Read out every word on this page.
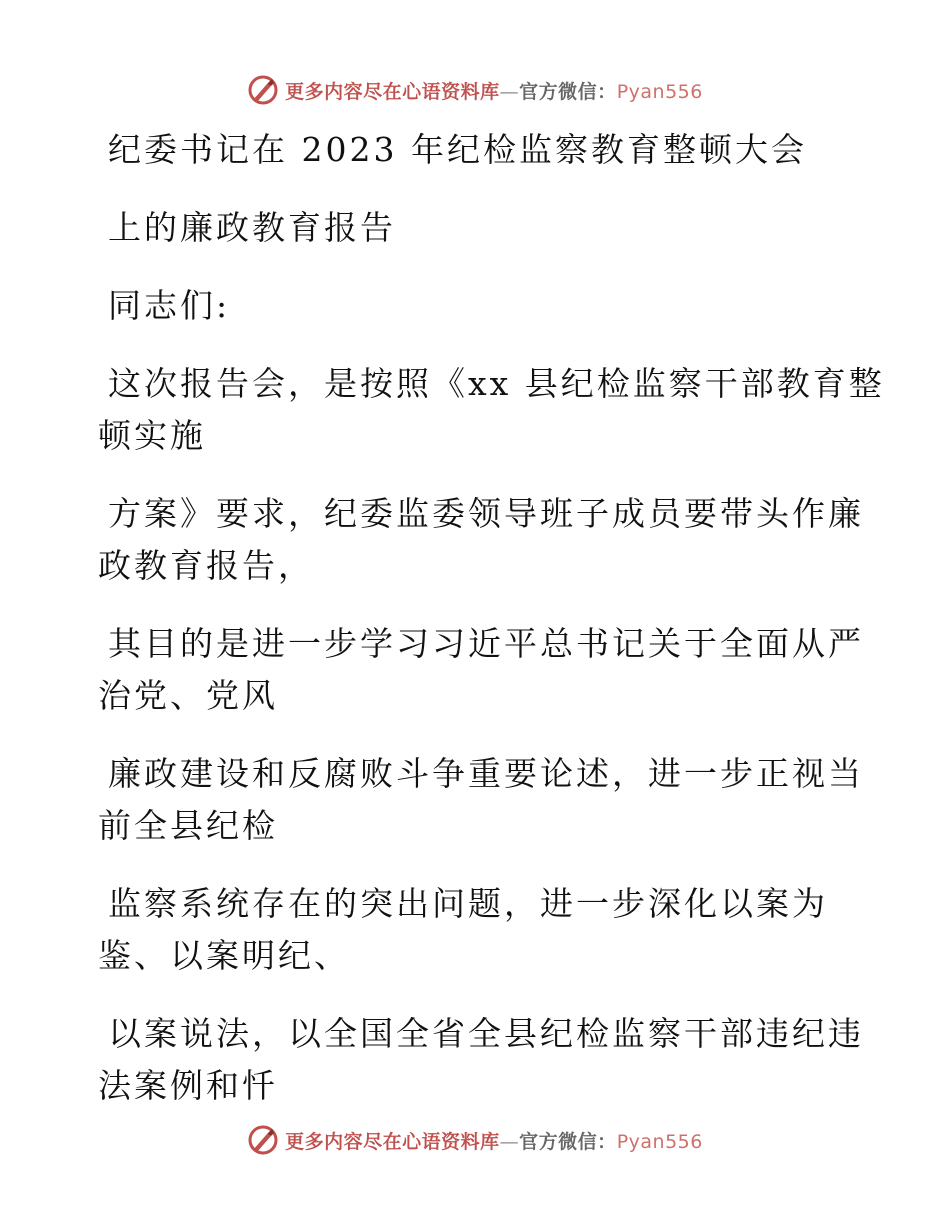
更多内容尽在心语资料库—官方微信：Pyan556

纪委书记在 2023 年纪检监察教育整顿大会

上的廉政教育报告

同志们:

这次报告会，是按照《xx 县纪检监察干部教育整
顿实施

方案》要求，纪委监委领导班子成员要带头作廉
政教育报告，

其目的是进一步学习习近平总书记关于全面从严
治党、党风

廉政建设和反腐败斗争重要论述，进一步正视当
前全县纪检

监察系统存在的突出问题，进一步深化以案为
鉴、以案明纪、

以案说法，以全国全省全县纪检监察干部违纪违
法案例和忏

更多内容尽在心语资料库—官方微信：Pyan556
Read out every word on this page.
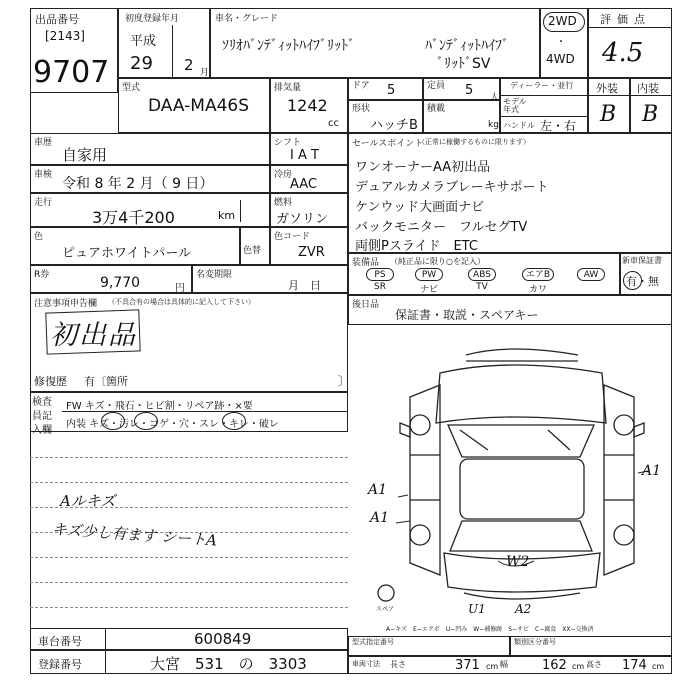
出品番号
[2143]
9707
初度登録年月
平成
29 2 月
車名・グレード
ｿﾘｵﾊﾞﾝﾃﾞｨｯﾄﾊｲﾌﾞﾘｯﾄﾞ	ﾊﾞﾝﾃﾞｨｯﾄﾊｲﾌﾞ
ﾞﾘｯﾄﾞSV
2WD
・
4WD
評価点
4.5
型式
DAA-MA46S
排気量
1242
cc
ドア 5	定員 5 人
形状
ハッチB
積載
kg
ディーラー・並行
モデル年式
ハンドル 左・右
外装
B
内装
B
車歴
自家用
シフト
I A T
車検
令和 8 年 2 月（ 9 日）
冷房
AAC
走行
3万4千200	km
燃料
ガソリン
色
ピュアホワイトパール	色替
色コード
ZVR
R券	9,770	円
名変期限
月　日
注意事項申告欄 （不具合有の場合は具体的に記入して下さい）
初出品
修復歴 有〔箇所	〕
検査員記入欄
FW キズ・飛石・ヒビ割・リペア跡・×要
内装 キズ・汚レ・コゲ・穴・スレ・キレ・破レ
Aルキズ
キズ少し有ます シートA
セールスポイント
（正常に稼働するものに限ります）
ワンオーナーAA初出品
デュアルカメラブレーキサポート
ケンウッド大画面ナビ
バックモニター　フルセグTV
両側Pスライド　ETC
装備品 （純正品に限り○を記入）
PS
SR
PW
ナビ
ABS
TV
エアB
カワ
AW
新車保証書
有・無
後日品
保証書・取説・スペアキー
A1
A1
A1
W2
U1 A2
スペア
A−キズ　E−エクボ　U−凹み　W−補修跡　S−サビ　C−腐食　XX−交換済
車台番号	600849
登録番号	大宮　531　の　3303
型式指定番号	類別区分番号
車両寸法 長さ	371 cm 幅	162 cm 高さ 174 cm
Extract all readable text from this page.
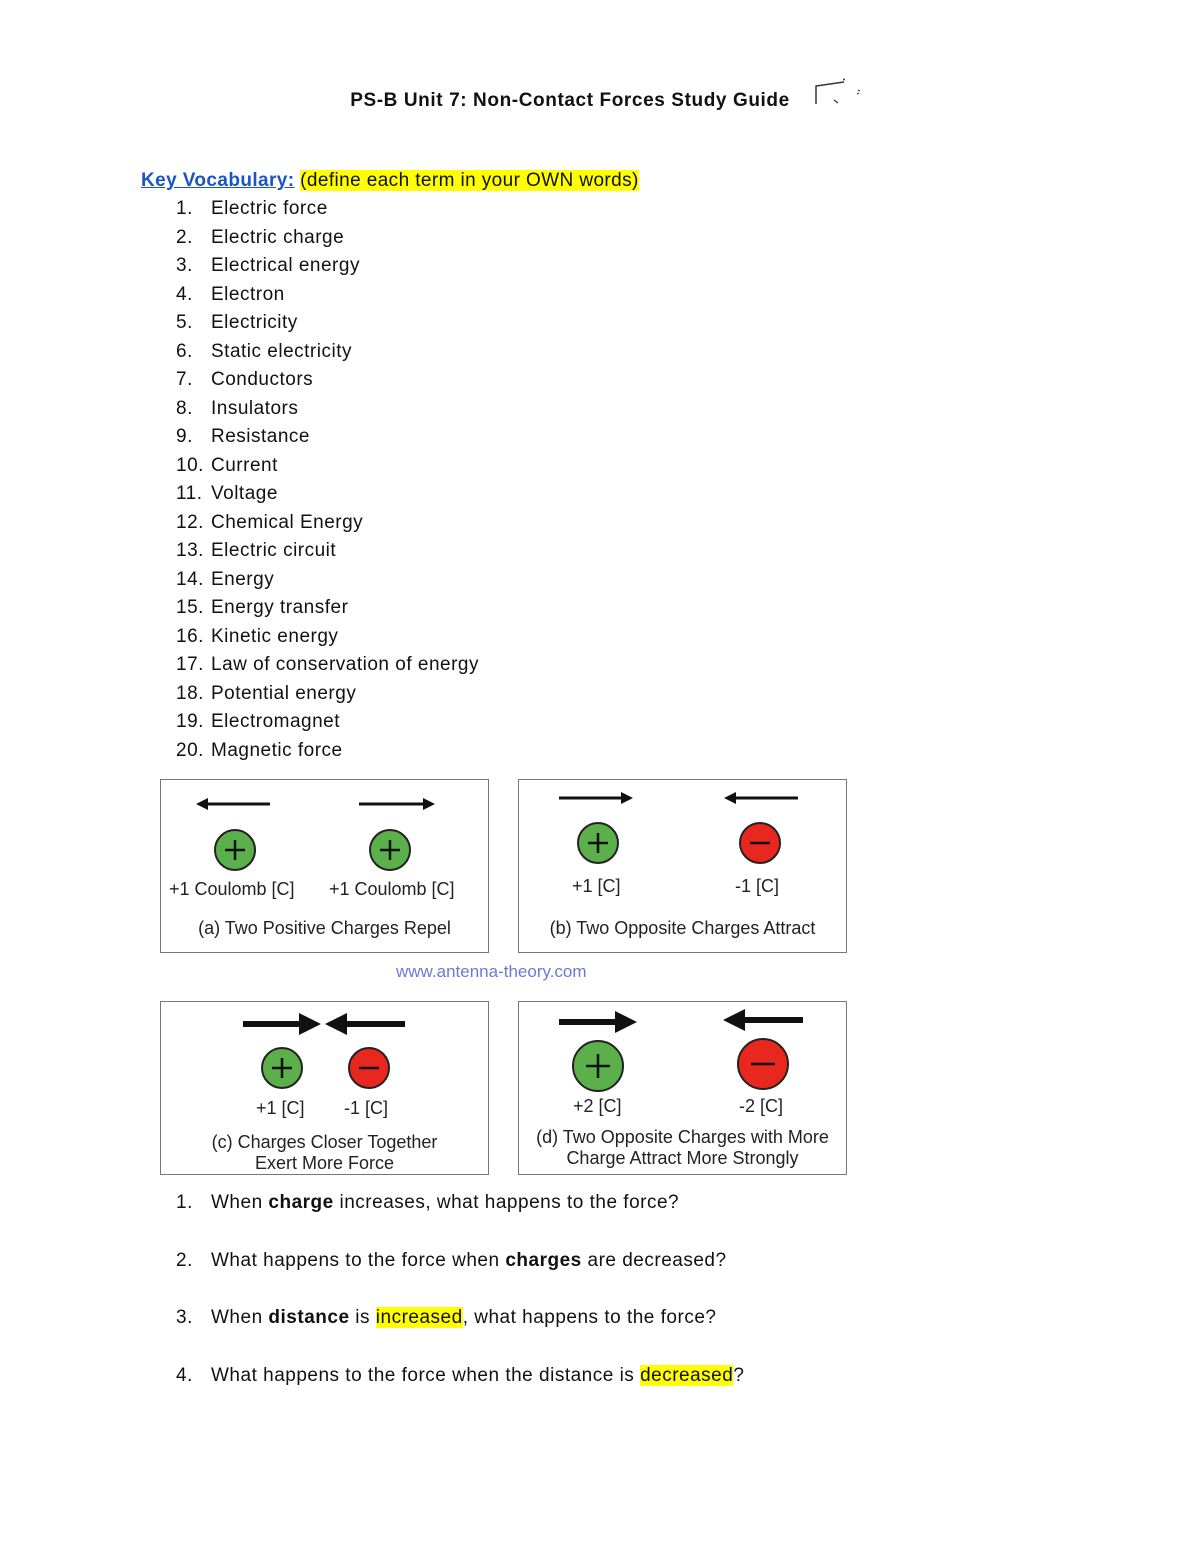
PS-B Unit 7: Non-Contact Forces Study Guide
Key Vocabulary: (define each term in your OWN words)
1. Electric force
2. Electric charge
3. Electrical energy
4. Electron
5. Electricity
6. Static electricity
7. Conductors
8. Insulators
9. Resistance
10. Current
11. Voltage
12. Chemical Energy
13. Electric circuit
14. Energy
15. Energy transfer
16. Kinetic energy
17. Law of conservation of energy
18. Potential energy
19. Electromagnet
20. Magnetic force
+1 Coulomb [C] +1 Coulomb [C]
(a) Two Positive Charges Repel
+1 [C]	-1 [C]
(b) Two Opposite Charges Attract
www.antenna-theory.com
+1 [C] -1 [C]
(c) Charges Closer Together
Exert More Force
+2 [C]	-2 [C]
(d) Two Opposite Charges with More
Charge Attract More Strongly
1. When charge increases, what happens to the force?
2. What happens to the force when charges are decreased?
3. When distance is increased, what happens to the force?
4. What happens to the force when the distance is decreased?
· · · · ·
● TASK REQUIREMENTS
Each line from the one that contains "Extract all readable text from this page." to the end of the listing must be quoted exactly; no other line and no picture belongs in the copy.

● SOLUTION TO THE EXERCISE
Extract all readable text from this page.
PS-B Unit 7: Non-Contact Forces Study Guide
Key Vocabulary: (define each term in your OWN words)
1. Electric force
2. Electric charge
3. Electrical energy
4. Electron
5. Electricity
6. Static electricity
7. Conductors
8. Insulators
9. Resistance
10. Current
11. Voltage
12. Chemical Energy
13. Electric circuit
14. Energy
15. Energy transfer
16. Kinetic energy
17. Law of conservation of energy
18. Potential energy
19. Electromagnet
20. Magnetic force
+1 Coulomb [C] +1 Coulomb [C]
(a) Two Positive Charges Repel
+1 [C]	-1 [C]
(b) Two Opposite Charges Attract
www.antenna-theory.com
+1 [C] -1 [C]
(c) Charges Closer Together
Exert More Force
+2 [C]	-2 [C]
(d) Two Opposite Charges with More
Charge Attract More Strongly
1. When charge increases, what happens to the force?
2. What happens to the force when charges are decreased?
3. When distance is increased, what happens to the force?
4. What happens to the force when the distance is decreased?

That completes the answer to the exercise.